Items listed in a dataset
* * * * * * * * *
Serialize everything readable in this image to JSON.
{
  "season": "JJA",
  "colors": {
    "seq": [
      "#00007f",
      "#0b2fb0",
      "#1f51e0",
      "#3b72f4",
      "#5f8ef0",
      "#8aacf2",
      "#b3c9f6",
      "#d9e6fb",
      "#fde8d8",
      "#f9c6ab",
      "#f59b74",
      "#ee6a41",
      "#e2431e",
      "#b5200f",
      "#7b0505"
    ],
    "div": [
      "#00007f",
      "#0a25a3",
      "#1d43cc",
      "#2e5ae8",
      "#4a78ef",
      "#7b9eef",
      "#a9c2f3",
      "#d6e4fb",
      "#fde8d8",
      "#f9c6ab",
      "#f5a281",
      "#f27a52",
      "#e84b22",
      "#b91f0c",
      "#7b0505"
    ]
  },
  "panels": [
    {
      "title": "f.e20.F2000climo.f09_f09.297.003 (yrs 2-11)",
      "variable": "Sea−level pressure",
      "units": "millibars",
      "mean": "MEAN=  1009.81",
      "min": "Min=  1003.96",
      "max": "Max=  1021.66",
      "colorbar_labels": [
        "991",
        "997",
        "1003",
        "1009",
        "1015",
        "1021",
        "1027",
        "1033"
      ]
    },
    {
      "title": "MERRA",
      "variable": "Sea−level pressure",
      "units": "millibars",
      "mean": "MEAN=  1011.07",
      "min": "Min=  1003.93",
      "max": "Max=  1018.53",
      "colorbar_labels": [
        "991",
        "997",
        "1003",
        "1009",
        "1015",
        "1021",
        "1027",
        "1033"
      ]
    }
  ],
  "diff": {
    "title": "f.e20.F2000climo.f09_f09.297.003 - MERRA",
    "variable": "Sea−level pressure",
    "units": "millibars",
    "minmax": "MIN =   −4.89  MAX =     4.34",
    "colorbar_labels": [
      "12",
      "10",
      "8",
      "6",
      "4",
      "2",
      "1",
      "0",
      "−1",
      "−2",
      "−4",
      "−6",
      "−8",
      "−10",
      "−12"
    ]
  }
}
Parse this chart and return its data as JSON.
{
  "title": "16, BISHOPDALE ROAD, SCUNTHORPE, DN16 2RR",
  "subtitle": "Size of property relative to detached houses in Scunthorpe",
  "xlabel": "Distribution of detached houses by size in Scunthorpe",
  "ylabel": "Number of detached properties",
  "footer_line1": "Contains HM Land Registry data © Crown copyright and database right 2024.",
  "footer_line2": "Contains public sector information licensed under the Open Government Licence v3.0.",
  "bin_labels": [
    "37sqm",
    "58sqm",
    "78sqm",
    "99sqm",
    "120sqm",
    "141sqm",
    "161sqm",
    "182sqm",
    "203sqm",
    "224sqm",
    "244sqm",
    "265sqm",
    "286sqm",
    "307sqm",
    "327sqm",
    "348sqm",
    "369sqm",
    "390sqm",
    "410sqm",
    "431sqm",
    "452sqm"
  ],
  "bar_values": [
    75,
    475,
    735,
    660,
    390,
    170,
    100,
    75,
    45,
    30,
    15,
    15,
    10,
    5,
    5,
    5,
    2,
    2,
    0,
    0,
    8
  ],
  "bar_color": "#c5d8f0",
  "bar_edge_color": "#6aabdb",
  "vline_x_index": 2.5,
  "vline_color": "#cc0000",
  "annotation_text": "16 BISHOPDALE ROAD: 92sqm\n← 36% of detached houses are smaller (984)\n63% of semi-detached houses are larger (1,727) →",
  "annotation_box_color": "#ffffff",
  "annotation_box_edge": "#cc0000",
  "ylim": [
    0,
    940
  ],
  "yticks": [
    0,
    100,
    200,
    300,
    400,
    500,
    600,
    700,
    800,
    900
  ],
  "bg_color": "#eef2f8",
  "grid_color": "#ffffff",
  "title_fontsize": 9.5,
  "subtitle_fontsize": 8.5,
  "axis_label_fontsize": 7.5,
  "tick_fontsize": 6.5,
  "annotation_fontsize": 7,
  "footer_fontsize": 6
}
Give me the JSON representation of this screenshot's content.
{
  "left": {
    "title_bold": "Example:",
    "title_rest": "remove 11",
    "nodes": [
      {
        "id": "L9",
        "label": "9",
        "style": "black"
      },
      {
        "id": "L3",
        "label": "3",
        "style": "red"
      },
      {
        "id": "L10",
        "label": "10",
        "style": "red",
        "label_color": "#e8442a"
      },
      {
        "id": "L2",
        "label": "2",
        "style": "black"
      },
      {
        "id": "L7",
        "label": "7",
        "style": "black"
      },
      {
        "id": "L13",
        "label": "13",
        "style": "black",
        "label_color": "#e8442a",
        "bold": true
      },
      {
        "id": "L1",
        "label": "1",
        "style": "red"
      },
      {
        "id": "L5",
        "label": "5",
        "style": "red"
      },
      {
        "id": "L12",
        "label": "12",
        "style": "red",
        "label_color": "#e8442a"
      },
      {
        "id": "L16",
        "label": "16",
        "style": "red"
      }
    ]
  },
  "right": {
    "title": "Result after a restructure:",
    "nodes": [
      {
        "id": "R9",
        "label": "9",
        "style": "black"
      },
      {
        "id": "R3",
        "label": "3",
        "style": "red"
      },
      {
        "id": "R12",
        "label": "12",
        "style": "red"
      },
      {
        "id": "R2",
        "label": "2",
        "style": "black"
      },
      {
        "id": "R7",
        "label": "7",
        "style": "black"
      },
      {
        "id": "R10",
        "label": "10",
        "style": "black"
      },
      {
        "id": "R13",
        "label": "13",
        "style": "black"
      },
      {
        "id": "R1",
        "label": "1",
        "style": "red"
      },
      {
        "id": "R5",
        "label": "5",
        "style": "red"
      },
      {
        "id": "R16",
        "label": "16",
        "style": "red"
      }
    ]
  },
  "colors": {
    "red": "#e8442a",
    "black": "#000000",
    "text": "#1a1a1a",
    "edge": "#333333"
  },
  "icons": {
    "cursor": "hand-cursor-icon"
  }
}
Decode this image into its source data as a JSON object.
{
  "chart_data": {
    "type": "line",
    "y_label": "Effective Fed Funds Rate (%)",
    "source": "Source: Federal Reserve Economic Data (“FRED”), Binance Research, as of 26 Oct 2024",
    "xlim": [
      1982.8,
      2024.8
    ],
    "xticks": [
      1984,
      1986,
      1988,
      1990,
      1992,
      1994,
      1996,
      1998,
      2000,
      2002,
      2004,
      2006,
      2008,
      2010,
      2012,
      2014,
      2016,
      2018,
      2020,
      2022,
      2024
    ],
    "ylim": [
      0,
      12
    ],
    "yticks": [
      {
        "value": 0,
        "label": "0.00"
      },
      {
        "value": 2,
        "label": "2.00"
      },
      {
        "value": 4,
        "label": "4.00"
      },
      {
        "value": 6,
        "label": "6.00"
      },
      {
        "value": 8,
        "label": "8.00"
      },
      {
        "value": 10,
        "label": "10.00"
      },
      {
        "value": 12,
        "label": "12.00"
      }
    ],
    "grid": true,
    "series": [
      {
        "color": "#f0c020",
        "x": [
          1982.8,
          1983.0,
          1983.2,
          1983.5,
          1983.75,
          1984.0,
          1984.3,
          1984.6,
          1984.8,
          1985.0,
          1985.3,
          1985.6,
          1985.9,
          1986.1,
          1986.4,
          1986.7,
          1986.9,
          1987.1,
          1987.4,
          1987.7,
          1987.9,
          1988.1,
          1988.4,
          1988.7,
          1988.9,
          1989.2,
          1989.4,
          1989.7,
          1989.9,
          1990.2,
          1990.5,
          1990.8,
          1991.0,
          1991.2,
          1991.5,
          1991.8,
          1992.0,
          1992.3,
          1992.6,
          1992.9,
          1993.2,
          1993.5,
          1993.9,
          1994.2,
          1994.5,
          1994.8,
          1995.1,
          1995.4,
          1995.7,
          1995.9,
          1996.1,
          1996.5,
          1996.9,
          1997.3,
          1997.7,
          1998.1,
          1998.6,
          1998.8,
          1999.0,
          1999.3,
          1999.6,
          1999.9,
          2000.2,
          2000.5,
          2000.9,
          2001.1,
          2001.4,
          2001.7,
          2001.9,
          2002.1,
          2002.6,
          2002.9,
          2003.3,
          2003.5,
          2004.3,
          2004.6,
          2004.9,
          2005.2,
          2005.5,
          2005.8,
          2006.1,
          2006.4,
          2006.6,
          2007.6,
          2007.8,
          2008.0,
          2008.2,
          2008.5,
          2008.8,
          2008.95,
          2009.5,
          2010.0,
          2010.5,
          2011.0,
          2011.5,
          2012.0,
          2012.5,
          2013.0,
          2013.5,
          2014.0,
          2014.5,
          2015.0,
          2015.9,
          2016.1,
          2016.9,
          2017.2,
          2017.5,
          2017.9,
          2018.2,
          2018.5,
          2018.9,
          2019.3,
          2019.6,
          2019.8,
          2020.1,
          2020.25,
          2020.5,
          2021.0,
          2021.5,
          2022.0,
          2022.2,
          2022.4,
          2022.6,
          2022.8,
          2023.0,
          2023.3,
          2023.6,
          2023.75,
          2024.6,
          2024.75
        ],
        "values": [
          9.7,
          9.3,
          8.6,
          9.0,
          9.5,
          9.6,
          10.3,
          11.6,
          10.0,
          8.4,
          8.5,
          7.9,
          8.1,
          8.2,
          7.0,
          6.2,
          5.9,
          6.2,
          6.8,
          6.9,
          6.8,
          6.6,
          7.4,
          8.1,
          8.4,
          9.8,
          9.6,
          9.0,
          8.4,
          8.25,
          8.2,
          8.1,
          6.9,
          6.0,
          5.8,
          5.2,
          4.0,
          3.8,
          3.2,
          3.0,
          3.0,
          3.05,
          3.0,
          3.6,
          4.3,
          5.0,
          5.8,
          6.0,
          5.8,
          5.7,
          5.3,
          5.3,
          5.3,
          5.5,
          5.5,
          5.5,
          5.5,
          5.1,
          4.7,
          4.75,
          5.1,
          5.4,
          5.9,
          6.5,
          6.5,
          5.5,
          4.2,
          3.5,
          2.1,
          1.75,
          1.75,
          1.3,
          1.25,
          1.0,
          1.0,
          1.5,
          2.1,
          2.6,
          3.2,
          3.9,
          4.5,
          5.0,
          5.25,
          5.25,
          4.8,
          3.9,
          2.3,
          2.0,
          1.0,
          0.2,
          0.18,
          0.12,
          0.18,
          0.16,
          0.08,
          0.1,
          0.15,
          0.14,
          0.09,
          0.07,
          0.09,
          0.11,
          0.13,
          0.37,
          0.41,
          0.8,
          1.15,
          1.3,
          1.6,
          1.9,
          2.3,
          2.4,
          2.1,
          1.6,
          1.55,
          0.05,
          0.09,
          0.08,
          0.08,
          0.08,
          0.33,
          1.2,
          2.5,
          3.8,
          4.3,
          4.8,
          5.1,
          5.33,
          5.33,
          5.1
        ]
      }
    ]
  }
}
* * * * * * * * *
● Objective: In the lines above, locate the string "source". Copy every line where it occurs.

● Answer below:
Decode this image into its source data as a JSON object.
    "source": "Source: Federal Reserve Economic Data (“FRED”), Binance Research, as of 26 Oct 2024",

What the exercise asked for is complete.